**Saved entries:**
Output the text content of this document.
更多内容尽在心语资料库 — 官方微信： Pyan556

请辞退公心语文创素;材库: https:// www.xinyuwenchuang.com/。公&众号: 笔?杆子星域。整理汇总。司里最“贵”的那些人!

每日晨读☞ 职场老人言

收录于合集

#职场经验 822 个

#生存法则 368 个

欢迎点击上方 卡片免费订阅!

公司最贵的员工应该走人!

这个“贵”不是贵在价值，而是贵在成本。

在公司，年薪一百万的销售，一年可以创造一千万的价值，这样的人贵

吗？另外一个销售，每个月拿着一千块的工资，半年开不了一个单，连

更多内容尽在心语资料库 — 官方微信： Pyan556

**WHAT THIS TASK INVOLVES:**
Reproduce the records in full, exactly as written.

**SOLVED EXERCISE:**
Output the text content of this document.
更多内容尽在心语资料库 — 官方微信： Pyan556

请辞退公心语文创素;材库: https:// www.xinyuwenchuang.com/。公&众号: 笔?杆子星域。整理汇总。司里最“贵”的那些人!

每日晨读☞ 职场老人言

收录于合集

#职场经验 822 个

#生存法则 368 个

欢迎点击上方 卡片免费订阅!

公司最贵的员工应该走人!

这个“贵”不是贵在价值，而是贵在成本。

在公司，年薪一百万的销售，一年可以创造一千万的价值，这样的人贵

吗？另外一个销售，每个月拿着一千块的工资，半年开不了一个单，连

更多内容尽在心语资料库 — 官方微信： Pyan556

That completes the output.